Segment Open

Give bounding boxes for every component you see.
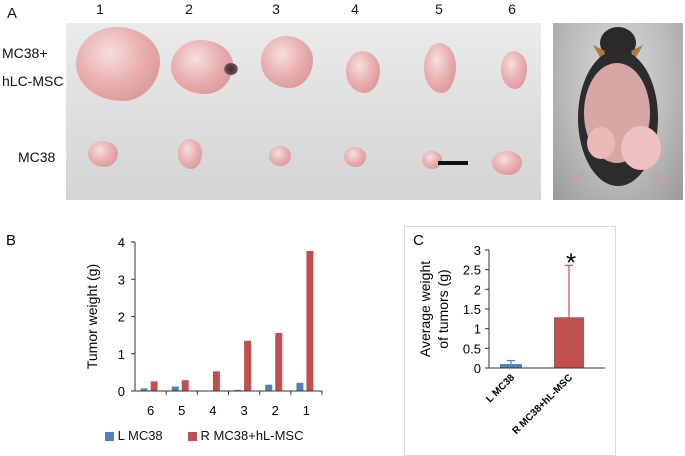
- tumor-bottom-6: [492, 151, 522, 175]
- tumor-top-5: [424, 43, 456, 93]
- x-tick-label: R MC38+hL-MSC: [511, 372, 576, 437]
- tumor-bottom-5: [422, 151, 442, 169]
- lane-label-4: 4: [351, 1, 359, 17]
- lane-label-3: 3: [272, 1, 280, 17]
- lane-label-6: 6: [508, 1, 516, 17]
- row-label-top-line2: hLC-MSC: [2, 73, 64, 89]
- x-tick-label: 3: [240, 403, 247, 418]
- y-axis-label: Tumor weight (g): [84, 264, 100, 369]
- bar-l-mc38-1: [296, 382, 304, 391]
- bar-r-mc38-hl-msc-5: [181, 380, 189, 391]
- bar-r-mc38-hl-msc: [554, 317, 584, 368]
- y-axis-label-line2: of tumors (g): [435, 269, 451, 348]
- panel-a-letter: A: [7, 5, 18, 22]
- bar-l-mc38-2: [265, 384, 273, 391]
- tumor-top-3: [261, 36, 313, 88]
- bar-l-mc38: [500, 364, 522, 368]
- y-tick-label: 1: [118, 347, 125, 362]
- lane-label-5: 5: [435, 1, 443, 17]
- mouse-photo: [553, 23, 683, 200]
- y-tick-label: 1.5: [463, 302, 481, 317]
- bar-r-mc38-hl-msc-3: [244, 340, 252, 391]
- legend: L MC38 R MC38+hL-MSC: [105, 428, 304, 443]
- bar-l-mc38-6: [140, 388, 148, 391]
- lane-label-1: 1: [96, 1, 104, 17]
- x-tick-label: L MC38: [484, 372, 517, 405]
- y-tick-label: 0: [118, 384, 125, 399]
- y-tick-label: 4: [118, 235, 125, 250]
- x-tick-label: 4: [209, 403, 216, 418]
- bar-l-mc38-5: [171, 386, 179, 391]
- bar-l-mc38-3: [234, 389, 242, 391]
- bar-r-mc38-hl-msc-2: [275, 332, 283, 391]
- panel-c-letter: C: [413, 232, 424, 249]
- y-tick-label: 2: [118, 310, 125, 325]
- panel-b-letter: B: [6, 232, 16, 249]
- bar-r-mc38-hl-msc-1: [306, 250, 314, 391]
- scale-bar: [438, 161, 468, 165]
- tumor-top-2: [171, 40, 233, 94]
- legend-swatch-l-mc38: [105, 432, 114, 442]
- bar-r-mc38-hl-msc-6: [150, 381, 158, 391]
- legend-label-l-mc38: L MC38: [117, 428, 163, 443]
- row-label-bottom: MC38: [18, 149, 56, 165]
- significance-marker: *: [566, 247, 576, 277]
- tumor-bottom-1: [88, 141, 118, 167]
- y-tick-label: 0: [474, 361, 481, 376]
- tumor-bottom-2: [178, 139, 202, 169]
- y-tick-label: 1: [474, 322, 481, 337]
- y-tick-label: 3: [474, 243, 481, 258]
- x-tick-label: 6: [147, 403, 154, 418]
- y-tick-label: 2: [474, 282, 481, 297]
- lane-label-2: 2: [185, 1, 193, 17]
- y-tick-label: 3: [118, 272, 125, 287]
- x-tick-label: 2: [272, 403, 279, 418]
- x-tick-label: 1: [303, 403, 310, 418]
- tumor-bottom-3: [269, 146, 291, 166]
- tumor-top-1: [76, 27, 160, 101]
- tumor-top-6: [501, 51, 527, 89]
- row-label-top-line1: MC38+: [2, 45, 48, 61]
- y-tick-label: 0.5: [463, 341, 481, 356]
- y-axis-label-line1: Average weight: [417, 261, 433, 357]
- mouse-illustration: [569, 27, 667, 186]
- tumor-top-4: [346, 51, 380, 93]
- x-tick-label: 5: [178, 403, 185, 418]
- tumor-dark-spot: [224, 63, 238, 75]
- tumor-photo: [66, 23, 541, 200]
- tumor-weight-bar-chart: B 0 1 2 3 4 6 5 4 3 2 1 Tumor weight (g): [6, 232, 323, 418]
- y-tick-label: 2.5: [463, 263, 481, 278]
- tumor-bottom-4: [344, 147, 366, 167]
- legend-label-r-mc38-hl-msc: R MC38+hL-MSC: [200, 428, 304, 443]
- legend-swatch-r-mc38-hl-msc: [187, 432, 197, 442]
- bar-r-mc38-hl-msc-4: [212, 371, 220, 391]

Segment Closed

- Task objective -
In the listing above, which lines include the string "weight"? Return every one of them.

- Reply to the task -
- y-axis-label: Tumor weight (g): [84, 264, 100, 369]
- y-axis-label-line1: Average weight: [417, 261, 433, 357]
- tumor-weight-bar-chart: B 0 1 2 3 4 6 5 4 3 2 1 Tumor weight (g): [6, 232, 323, 418]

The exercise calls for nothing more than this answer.